Write the listing below out again exactly, dropping the images.

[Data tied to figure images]
-- -- --
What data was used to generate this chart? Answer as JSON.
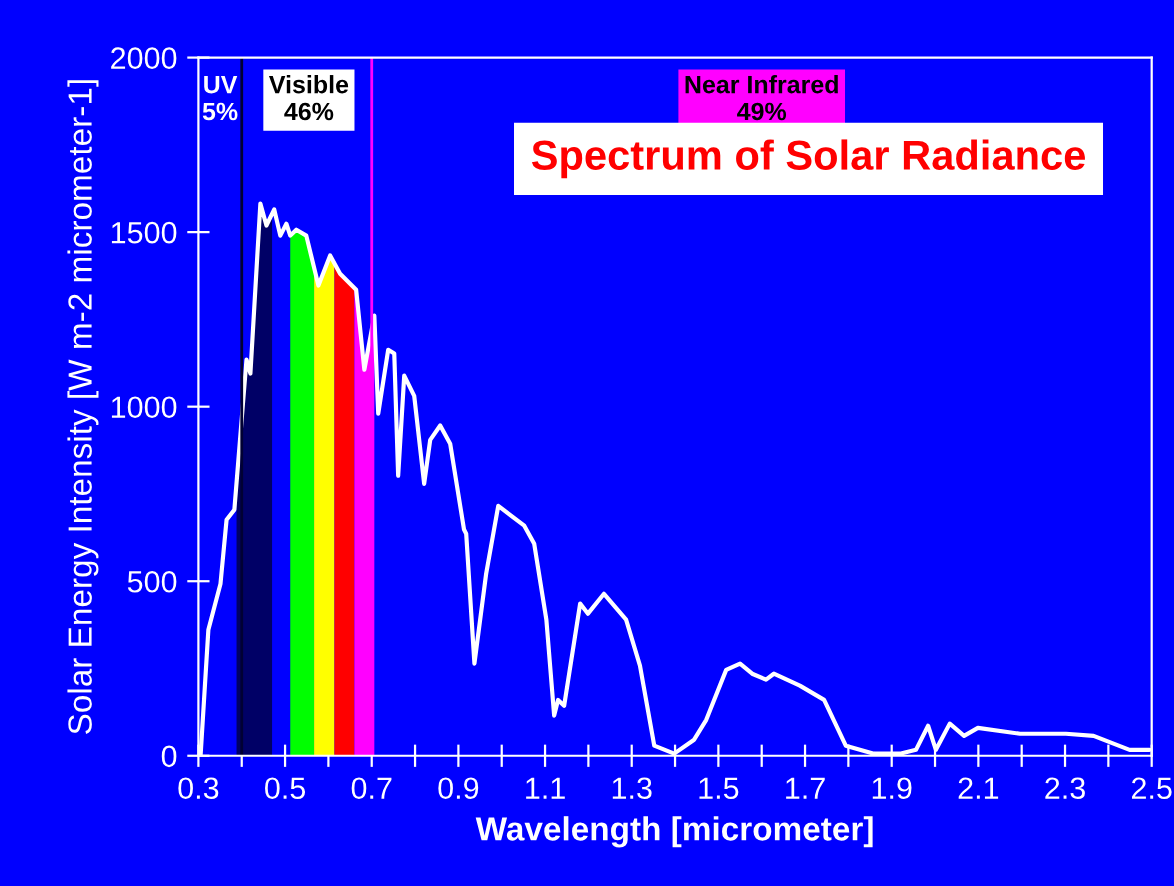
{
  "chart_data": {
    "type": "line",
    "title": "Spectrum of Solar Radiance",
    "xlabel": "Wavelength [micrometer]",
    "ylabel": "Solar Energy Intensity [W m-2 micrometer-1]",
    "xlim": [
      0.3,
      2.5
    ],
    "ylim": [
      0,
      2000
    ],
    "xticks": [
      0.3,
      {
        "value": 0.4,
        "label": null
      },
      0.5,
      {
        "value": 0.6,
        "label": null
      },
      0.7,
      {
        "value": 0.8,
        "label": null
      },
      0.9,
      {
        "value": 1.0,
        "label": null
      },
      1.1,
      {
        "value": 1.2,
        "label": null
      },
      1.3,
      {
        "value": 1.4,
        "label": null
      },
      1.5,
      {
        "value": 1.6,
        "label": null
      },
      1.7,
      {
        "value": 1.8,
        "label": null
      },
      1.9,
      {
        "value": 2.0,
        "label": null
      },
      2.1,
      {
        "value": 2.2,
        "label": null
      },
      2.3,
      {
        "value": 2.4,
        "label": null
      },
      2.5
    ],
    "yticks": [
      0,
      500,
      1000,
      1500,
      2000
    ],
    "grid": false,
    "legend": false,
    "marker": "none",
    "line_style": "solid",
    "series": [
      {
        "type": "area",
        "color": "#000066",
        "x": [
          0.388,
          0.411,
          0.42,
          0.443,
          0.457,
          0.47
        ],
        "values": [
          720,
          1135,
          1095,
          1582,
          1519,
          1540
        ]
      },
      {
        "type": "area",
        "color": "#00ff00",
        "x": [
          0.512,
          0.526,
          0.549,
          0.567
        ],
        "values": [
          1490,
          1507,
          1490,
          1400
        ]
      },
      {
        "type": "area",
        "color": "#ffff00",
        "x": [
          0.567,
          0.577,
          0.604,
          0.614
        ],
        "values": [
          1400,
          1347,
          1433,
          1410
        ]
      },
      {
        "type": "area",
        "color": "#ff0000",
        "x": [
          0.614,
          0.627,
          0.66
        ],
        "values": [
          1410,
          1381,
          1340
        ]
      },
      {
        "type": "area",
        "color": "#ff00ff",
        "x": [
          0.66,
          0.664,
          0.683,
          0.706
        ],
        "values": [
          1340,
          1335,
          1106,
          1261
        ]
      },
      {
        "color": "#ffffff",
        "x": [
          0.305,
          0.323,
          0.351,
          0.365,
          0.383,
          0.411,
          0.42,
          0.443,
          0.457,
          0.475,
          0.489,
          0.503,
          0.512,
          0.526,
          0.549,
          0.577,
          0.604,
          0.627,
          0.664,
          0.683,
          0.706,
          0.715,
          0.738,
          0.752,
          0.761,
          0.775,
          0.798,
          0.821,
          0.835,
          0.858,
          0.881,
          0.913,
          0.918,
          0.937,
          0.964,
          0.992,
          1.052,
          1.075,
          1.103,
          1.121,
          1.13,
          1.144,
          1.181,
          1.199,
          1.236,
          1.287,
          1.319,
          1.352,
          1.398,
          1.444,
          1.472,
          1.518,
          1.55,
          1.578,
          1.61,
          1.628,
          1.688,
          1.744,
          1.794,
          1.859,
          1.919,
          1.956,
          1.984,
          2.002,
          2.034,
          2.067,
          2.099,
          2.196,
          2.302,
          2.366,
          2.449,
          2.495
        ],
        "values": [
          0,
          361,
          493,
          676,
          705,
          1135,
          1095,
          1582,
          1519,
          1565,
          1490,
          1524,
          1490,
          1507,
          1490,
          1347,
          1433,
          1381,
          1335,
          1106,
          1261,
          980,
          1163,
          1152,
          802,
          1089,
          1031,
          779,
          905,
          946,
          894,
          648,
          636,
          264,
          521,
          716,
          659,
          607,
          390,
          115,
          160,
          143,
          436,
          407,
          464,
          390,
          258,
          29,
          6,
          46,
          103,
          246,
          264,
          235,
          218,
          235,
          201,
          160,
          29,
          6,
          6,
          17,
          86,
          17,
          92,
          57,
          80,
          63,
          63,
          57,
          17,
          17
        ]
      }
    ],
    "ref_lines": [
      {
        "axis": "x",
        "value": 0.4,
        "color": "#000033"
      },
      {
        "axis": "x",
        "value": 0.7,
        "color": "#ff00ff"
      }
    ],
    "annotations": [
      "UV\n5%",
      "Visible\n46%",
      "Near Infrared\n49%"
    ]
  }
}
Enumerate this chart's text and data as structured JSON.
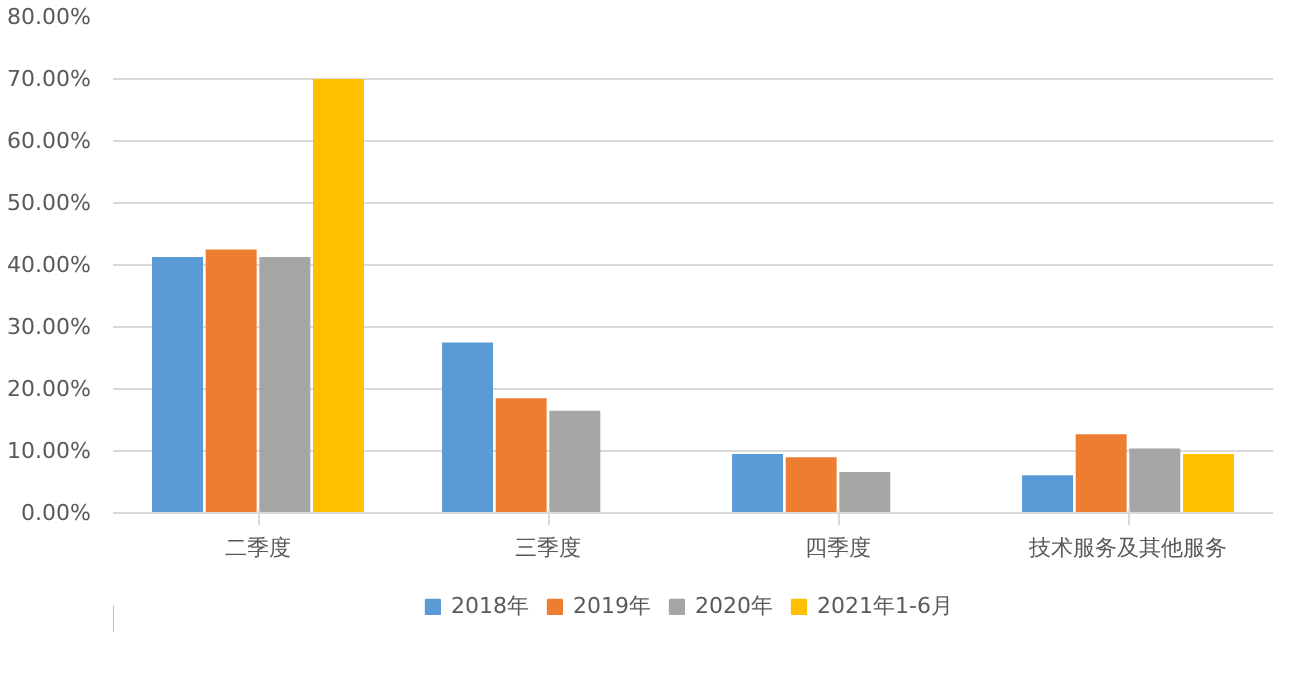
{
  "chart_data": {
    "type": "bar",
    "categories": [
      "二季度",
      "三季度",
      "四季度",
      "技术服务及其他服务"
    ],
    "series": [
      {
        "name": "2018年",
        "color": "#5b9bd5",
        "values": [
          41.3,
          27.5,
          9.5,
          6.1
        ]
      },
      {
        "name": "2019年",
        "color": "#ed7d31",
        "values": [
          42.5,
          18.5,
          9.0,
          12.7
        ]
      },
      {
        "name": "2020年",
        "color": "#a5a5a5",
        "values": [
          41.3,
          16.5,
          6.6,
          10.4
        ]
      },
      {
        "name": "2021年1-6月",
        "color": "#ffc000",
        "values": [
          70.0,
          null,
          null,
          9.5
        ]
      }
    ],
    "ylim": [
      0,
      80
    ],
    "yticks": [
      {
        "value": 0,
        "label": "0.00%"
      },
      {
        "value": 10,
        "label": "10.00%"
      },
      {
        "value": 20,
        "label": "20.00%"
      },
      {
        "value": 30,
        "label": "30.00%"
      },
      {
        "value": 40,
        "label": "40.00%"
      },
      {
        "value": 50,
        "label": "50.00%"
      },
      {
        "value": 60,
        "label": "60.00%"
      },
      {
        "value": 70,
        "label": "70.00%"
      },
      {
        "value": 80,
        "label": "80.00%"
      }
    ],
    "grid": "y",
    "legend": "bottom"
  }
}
-- -- --
- [Written reply]
What data was used to generate this chart? Answer as JSON.
{
  "chart_data": {
    "type": "line",
    "title": "Spectrum of Solar Radiance",
    "xlabel": "Wavelength [micrometer]",
    "ylabel": "Solar Energy Intensity [W m-2 micrometer-1]",
    "xlim": [
      0.3,
      2.5
    ],
    "ylim": [
      0,
      2000
    ],
    "xticks": [
      0.3,
      {
        "value": 0.4,
        "label": null
      },
      0.5,
      {
        "value": 0.6,
        "label": null
      },
      0.7,
      {
        "value": 0.8,
        "label": null
      },
      0.9,
      {
        "value": 1.0,
        "label": null
      },
      1.1,
      {
        "value": 1.2,
        "label": null
      },
      1.3,
      {
        "value": 1.4,
        "label": null
      },
      1.5,
      {
        "value": 1.6,
        "label": null
      },
      1.7,
      {
        "value": 1.8,
        "label": null
      },
      1.9,
      {
        "value": 2.0,
        "label": null
      },
      2.1,
      {
        "value": 2.2,
        "label": null
      },
      2.3,
      {
        "value": 2.4,
        "label": null
      },
      2.5
    ],
    "yticks": [
      0,
      500,
      1000,
      1500,
      2000
    ],
    "grid": false,
    "legend": false,
    "marker": "none",
    "line_style": "solid",
    "series": [
      {
        "type": "area",
        "color": "#000066",
        "x": [
          0.388,
          0.411,
          0.42,
          0.443,
          0.457,
          0.47
        ],
        "values": [
          720,
          1135,
          1095,
          1582,
          1519,
          1540
        ]
      },
      {
        "type": "area",
        "color": "#00ff00",
        "x": [
          0.512,
          0.526,
          0.549,
          0.567
        ],
        "values": [
          1490,
          1507,
          1490,
          1400
        ]
      },
      {
        "type": "area",
        "color": "#ffff00",
        "x": [
          0.567,
          0.577,
          0.604,
          0.614
        ],
        "values": [
          1400,
          1347,
          1433,
          1410
        ]
      },
      {
        "type": "area",
        "color": "#ff0000",
        "x": [
          0.614,
          0.627,
          0.66
        ],
        "values": [
          1410,
          1381,
          1340
        ]
      },
      {
        "type": "area",
        "color": "#ff00ff",
        "x": [
          0.66,
          0.664,
          0.683,
          0.706
        ],
        "values": [
          1340,
          1335,
          1106,
          1261
        ]
      },
      {
        "color": "#ffffff",
        "x": [
          0.305,
          0.323,
          0.351,
          0.365,
          0.383,
          0.411,
          0.42,
          0.443,
          0.457,
          0.475,
          0.489,
          0.503,
          0.512,
          0.526,
          0.549,
          0.577,
          0.604,
          0.627,
          0.664,
          0.683,
          0.706,
          0.715,
          0.738,
          0.752,
          0.761,
          0.775,
          0.798,
          0.821,
          0.835,
          0.858,
          0.881,
          0.913,
          0.918,
          0.937,
          0.964,
          0.992,
          1.052,
          1.075,
          1.103,
          1.121,
          1.13,
          1.144,
          1.181,
          1.199,
          1.236,
          1.287,
          1.319,
          1.352,
          1.398,
          1.444,
          1.472,
          1.518,
          1.55,
          1.578,
          1.61,
          1.628,
          1.688,
          1.744,
          1.794,
          1.859,
          1.919,
          1.956,
          1.984,
          2.002,
          2.034,
          2.067,
          2.099,
          2.196,
          2.302,
          2.366,
          2.449,
          2.495
        ],
        "values": [
          0,
          361,
          493,
          676,
          705,
          1135,
          1095,
          1582,
          1519,
          1565,
          1490,
          1524,
          1490,
          1507,
          1490,
          1347,
          1433,
          1381,
          1335,
          1106,
          1261,
          980,
          1163,
          1152,
          802,
          1089,
          1031,
          779,
          905,
          946,
          894,
          648,
          636,
          264,
          521,
          716,
          659,
          607,
          390,
          115,
          160,
          143,
          436,
          407,
          464,
          390,
          258,
          29,
          6,
          46,
          103,
          246,
          264,
          235,
          218,
          235,
          201,
          160,
          29,
          6,
          6,
          17,
          86,
          17,
          92,
          57,
          80,
          63,
          63,
          57,
          17,
          17
        ]
      }
    ],
    "ref_lines": [
      {
        "axis": "x",
        "value": 0.4,
        "color": "#000033"
      },
      {
        "axis": "x",
        "value": 0.7,
        "color": "#ff00ff"
      }
    ],
    "annotations": [
      "UV\n5%",
      "Visible\n46%",
      "Near Infrared\n49%"
    ]
  }
}
Enumerate this chart's text and data as structured JSON.
{
  "chart_data": {
    "type": "bar",
    "categories": [
      "二季度",
      "三季度",
      "四季度",
      "技术服务及其他服务"
    ],
    "series": [
      {
        "name": "2018年",
        "color": "#5b9bd5",
        "values": [
          41.3,
          27.5,
          9.5,
          6.1
        ]
      },
      {
        "name": "2019年",
        "color": "#ed7d31",
        "values": [
          42.5,
          18.5,
          9.0,
          12.7
        ]
      },
      {
        "name": "2020年",
        "color": "#a5a5a5",
        "values": [
          41.3,
          16.5,
          6.6,
          10.4
        ]
      },
      {
        "name": "2021年1-6月",
        "color": "#ffc000",
        "values": [
          70.0,
          null,
          null,
          9.5
        ]
      }
    ],
    "ylim": [
      0,
      80
    ],
    "yticks": [
      {
        "value": 0,
        "label": "0.00%"
      },
      {
        "value": 10,
        "label": "10.00%"
      },
      {
        "value": 20,
        "label": "20.00%"
      },
      {
        "value": 30,
        "label": "30.00%"
      },
      {
        "value": 40,
        "label": "40.00%"
      },
      {
        "value": 50,
        "label": "50.00%"
      },
      {
        "value": 60,
        "label": "60.00%"
      },
      {
        "value": 70,
        "label": "70.00%"
      },
      {
        "value": 80,
        "label": "80.00%"
      }
    ],
    "grid": "y",
    "legend": "bottom"
  }
}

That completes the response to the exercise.